**AIM**: All of the material below is to be returned exactly.

**Data extracted from a collection**:
>> begin

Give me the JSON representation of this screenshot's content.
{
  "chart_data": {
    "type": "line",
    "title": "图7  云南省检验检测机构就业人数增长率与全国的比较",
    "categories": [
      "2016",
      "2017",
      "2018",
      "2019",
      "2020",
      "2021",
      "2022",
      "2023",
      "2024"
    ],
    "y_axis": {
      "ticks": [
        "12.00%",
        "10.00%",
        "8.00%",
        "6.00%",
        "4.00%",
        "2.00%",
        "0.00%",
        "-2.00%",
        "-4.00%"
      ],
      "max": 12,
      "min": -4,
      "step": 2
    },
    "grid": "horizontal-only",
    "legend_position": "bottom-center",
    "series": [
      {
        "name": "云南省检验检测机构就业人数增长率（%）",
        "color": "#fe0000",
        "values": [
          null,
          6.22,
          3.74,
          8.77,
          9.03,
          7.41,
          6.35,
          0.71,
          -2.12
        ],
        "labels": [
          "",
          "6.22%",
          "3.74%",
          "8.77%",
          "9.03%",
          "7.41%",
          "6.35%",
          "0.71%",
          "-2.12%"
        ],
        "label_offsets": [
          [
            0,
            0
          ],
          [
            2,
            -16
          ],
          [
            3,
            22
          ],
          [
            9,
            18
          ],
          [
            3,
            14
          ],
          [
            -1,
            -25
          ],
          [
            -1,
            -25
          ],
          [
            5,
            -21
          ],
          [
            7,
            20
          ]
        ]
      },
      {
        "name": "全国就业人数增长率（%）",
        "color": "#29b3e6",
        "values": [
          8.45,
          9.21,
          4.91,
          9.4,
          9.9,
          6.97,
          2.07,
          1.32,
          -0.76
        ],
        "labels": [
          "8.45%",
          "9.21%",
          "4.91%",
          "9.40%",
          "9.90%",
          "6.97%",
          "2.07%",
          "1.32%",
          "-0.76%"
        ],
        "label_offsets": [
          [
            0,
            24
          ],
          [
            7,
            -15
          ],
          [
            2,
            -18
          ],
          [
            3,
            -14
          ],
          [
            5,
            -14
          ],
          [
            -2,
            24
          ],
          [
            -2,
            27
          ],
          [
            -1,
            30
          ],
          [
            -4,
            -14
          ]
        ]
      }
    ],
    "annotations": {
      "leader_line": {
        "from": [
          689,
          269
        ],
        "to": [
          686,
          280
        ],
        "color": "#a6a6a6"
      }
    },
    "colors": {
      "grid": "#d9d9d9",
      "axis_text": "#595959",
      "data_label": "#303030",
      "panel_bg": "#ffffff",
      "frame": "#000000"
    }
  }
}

>> end

**WORKED SOLUTION**:
Give me the JSON representation of this screenshot's content.
{
  "chart_data": {
    "type": "line",
    "title": "图7  云南省检验检测机构就业人数增长率与全国的比较",
    "categories": [
      "2016",
      "2017",
      "2018",
      "2019",
      "2020",
      "2021",
      "2022",
      "2023",
      "2024"
    ],
    "y_axis": {
      "ticks": [
        "12.00%",
        "10.00%",
        "8.00%",
        "6.00%",
        "4.00%",
        "2.00%",
        "0.00%",
        "-2.00%",
        "-4.00%"
      ],
      "max": 12,
      "min": -4,
      "step": 2
    },
    "grid": "horizontal-only",
    "legend_position": "bottom-center",
    "series": [
      {
        "name": "云南省检验检测机构就业人数增长率（%）",
        "color": "#fe0000",
        "values": [
          null,
          6.22,
          3.74,
          8.77,
          9.03,
          7.41,
          6.35,
          0.71,
          -2.12
        ],
        "labels": [
          "",
          "6.22%",
          "3.74%",
          "8.77%",
          "9.03%",
          "7.41%",
          "6.35%",
          "0.71%",
          "-2.12%"
        ],
        "label_offsets": [
          [
            0,
            0
          ],
          [
            2,
            -16
          ],
          [
            3,
            22
          ],
          [
            9,
            18
          ],
          [
            3,
            14
          ],
          [
            -1,
            -25
          ],
          [
            -1,
            -25
          ],
          [
            5,
            -21
          ],
          [
            7,
            20
          ]
        ]
      },
      {
        "name": "全国就业人数增长率（%）",
        "color": "#29b3e6",
        "values": [
          8.45,
          9.21,
          4.91,
          9.4,
          9.9,
          6.97,
          2.07,
          1.32,
          -0.76
        ],
        "labels": [
          "8.45%",
          "9.21%",
          "4.91%",
          "9.40%",
          "9.90%",
          "6.97%",
          "2.07%",
          "1.32%",
          "-0.76%"
        ],
        "label_offsets": [
          [
            0,
            24
          ],
          [
            7,
            -15
          ],
          [
            2,
            -18
          ],
          [
            3,
            -14
          ],
          [
            5,
            -14
          ],
          [
            -2,
            24
          ],
          [
            -2,
            27
          ],
          [
            -1,
            30
          ],
          [
            -4,
            -14
          ]
        ]
      }
    ],
    "annotations": {
      "leader_line": {
        "from": [
          689,
          269
        ],
        "to": [
          686,
          280
        ],
        "color": "#a6a6a6"
      }
    },
    "colors": {
      "grid": "#d9d9d9",
      "axis_text": "#595959",
      "data_label": "#303030",
      "panel_bg": "#ffffff",
      "frame": "#000000"
    }
  }
}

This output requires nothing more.